» **Given problem**
Which lines have the string "this"? Copy all of them from the entries below.

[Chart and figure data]
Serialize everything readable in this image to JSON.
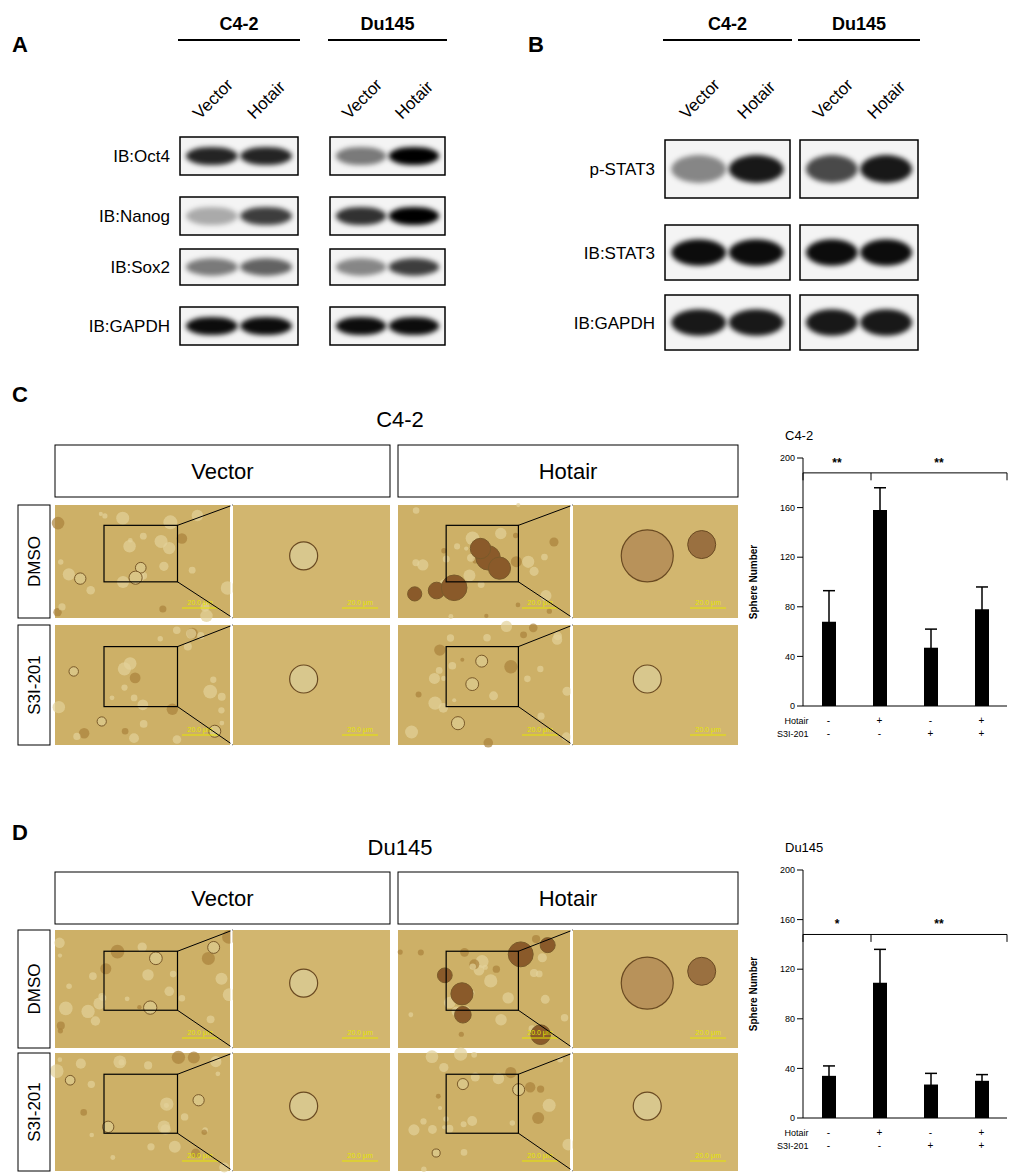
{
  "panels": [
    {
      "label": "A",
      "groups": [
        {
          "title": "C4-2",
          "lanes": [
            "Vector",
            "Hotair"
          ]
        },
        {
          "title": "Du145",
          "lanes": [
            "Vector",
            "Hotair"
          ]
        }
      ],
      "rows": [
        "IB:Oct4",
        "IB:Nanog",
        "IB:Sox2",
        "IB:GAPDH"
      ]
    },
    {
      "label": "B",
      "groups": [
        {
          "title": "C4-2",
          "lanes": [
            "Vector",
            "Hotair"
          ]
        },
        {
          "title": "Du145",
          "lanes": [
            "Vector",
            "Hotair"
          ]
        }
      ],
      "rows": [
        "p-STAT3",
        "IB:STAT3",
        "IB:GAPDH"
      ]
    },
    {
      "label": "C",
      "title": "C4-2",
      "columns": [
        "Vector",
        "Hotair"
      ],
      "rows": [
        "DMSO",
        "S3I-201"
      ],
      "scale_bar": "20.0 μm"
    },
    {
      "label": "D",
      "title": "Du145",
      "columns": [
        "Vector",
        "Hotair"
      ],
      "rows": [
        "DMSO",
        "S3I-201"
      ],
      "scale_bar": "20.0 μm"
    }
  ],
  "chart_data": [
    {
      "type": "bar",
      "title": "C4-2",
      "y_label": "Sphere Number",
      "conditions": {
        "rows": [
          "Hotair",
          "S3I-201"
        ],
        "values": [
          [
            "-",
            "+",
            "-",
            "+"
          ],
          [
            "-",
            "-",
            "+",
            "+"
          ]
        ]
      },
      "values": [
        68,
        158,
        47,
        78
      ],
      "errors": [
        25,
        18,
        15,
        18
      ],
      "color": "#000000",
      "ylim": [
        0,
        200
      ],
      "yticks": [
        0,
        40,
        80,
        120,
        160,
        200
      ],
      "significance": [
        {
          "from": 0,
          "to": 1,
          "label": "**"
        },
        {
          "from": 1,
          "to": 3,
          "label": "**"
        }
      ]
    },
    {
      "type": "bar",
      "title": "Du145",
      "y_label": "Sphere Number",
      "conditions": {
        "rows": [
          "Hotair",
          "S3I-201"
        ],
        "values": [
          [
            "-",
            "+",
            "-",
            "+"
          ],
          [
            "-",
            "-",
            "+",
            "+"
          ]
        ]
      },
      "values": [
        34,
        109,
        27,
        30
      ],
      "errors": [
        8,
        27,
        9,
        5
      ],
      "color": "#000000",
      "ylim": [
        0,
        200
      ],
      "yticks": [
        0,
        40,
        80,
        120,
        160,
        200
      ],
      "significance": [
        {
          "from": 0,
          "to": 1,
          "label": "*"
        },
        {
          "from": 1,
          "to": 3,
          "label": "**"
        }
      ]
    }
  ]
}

==

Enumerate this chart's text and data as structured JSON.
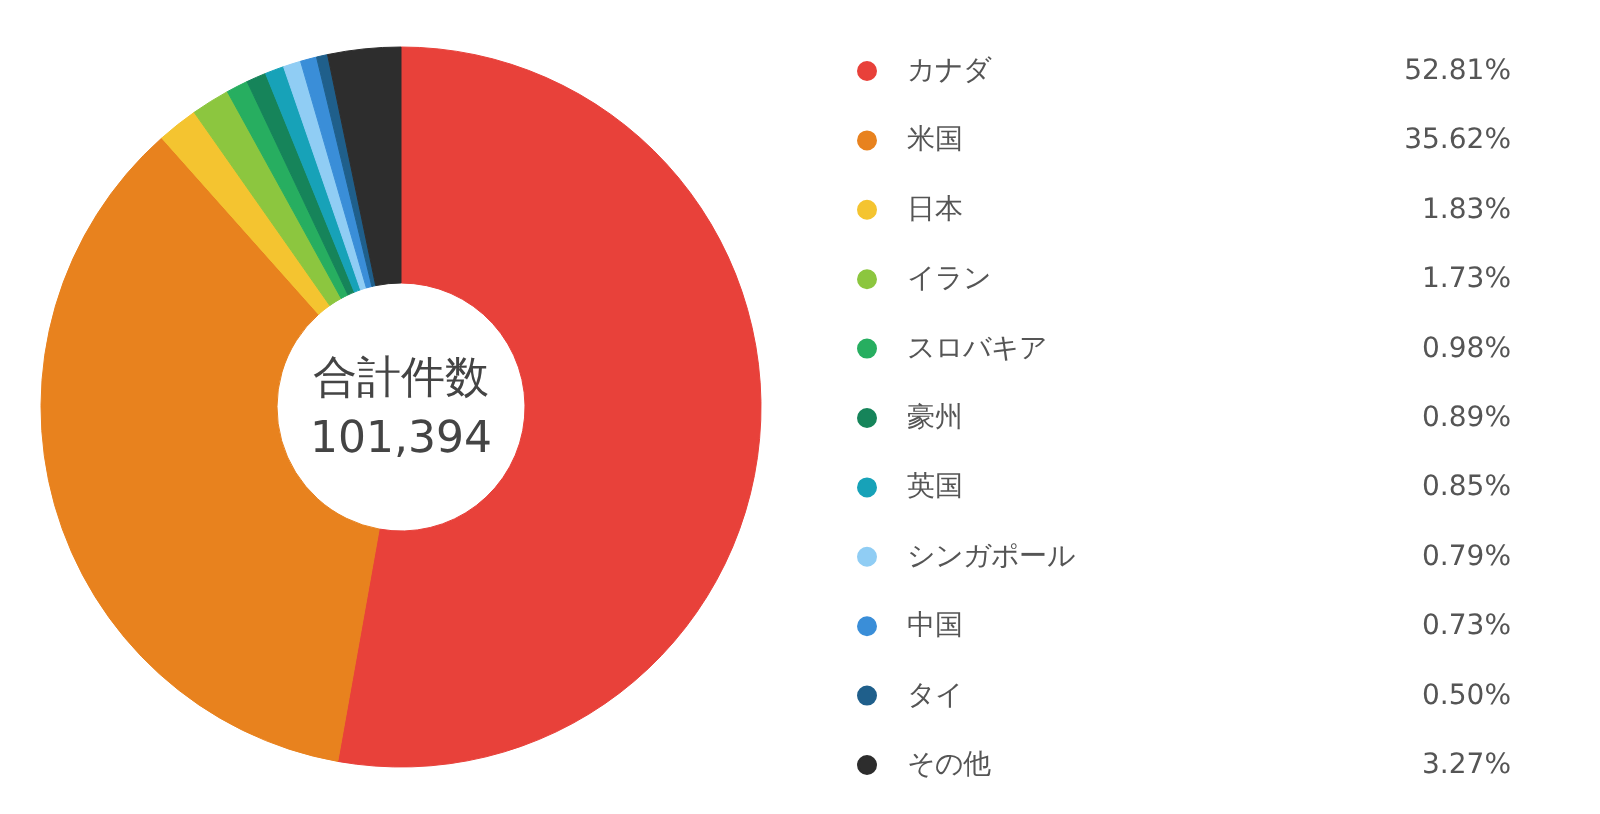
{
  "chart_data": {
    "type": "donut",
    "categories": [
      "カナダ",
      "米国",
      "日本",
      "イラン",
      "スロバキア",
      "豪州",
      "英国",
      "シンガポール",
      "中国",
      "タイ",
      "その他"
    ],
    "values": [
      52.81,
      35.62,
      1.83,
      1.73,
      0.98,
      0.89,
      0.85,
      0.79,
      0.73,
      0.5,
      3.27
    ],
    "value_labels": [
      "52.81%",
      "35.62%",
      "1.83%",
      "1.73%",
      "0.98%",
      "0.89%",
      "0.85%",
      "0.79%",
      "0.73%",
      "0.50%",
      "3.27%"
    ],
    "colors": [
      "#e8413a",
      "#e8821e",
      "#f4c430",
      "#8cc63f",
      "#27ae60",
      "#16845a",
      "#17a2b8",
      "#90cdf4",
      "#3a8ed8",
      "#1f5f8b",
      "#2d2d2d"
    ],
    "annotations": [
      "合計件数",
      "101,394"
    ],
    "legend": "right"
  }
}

» **Full response**
Serialize everything readable in this image to JSON.
Enumerate this chart's text and data as structured JSON.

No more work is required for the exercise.